The decision by Britain's Conservative MPs to submit their leader, Prime Minister Theresa May, to a vote of no confidence on the eve of concluding the UK's Brexit deal will do nothing to restore public confidence in the ability of the British government to deliver anything but a chaotic withdrawal from the EU.

If Mrs May loses her job in tonight's ballot, the Conservative party will either anoint a successor who could take control before Parliament recesses in just over a week, or descend into a bitter and divisive power struggle that could drag on well into the new year.

The Cabinet is not short of sharp-toothed, ambitious predators, so the smart money is on the latter, in which case the tumult is only getting started.

Whoever takes the reins, they still face the intractable problem of satisfying all elements of their party and winning over a majority in the wider House of Commons to support any version of the Brexit deal they manage to cobble together.

As Mrs May has proved, this is an impossible task.

If she wins the vote, she is safe for another year – unless, of course, opposition parties and a small number of her own disgruntled troops find sufficient common ground to force a general election.

If that happens, at least half of the country’s voters will be willing the opposition Labour party to win, and then to pull the plug on Brexit altogether.

But in short, and as has been the case all along, what happens next in the great Brexit tragicomedy is anyone’s guess.

In her speech in response to the challenge to her leadership, packed with the tired, unconvincingly hollow rhetoric that has become her stock in trade, Mrs May presented the unedifying spectacle of a prime minister quite literally begging for her job.

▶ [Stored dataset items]

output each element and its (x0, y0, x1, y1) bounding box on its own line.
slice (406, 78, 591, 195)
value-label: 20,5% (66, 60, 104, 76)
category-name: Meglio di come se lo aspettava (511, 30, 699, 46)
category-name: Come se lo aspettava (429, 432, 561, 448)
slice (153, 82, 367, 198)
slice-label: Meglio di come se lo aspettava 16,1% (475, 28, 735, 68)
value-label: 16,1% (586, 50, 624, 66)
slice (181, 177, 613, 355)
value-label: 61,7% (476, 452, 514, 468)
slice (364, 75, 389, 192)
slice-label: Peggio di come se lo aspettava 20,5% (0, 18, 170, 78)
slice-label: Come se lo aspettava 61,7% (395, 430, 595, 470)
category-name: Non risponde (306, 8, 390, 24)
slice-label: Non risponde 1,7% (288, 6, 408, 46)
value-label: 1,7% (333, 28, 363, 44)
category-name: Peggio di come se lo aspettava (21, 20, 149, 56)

▶ [Problems]
(a) From the commentary on the Brexit leadership vote, extract the stretch from "Whoever takes the" through "to cobble together.".
(b) Copy every line of the stored entries verbatim.

▶ [Answers to the exercise]
(a)
Whoever takes the reins, they still face the intractable problem of satisfying all elements of their party and winning over a majority in the wider House of Commons to support any version of the Brexit deal they manage to cobble together.

(b)
output each element and its (x0, y0, x1, y1) bounding box on its own line.
slice (406, 78, 591, 195)
value-label: 20,5% (66, 60, 104, 76)
category-name: Meglio di come se lo aspettava (511, 30, 699, 46)
category-name: Come se lo aspettava (429, 432, 561, 448)
slice (153, 82, 367, 198)
slice-label: Meglio di come se lo aspettava 16,1% (475, 28, 735, 68)
value-label: 16,1% (586, 50, 624, 66)
slice (181, 177, 613, 355)
value-label: 61,7% (476, 452, 514, 468)
slice (364, 75, 389, 192)
slice-label: Peggio di come se lo aspettava 20,5% (0, 18, 170, 78)
slice-label: Come se lo aspettava 61,7% (395, 430, 595, 470)
category-name: Non risponde (306, 8, 390, 24)
slice-label: Non risponde 1,7% (288, 6, 408, 46)
value-label: 1,7% (333, 28, 363, 44)
category-name: Peggio di come se lo aspettava (21, 20, 149, 56)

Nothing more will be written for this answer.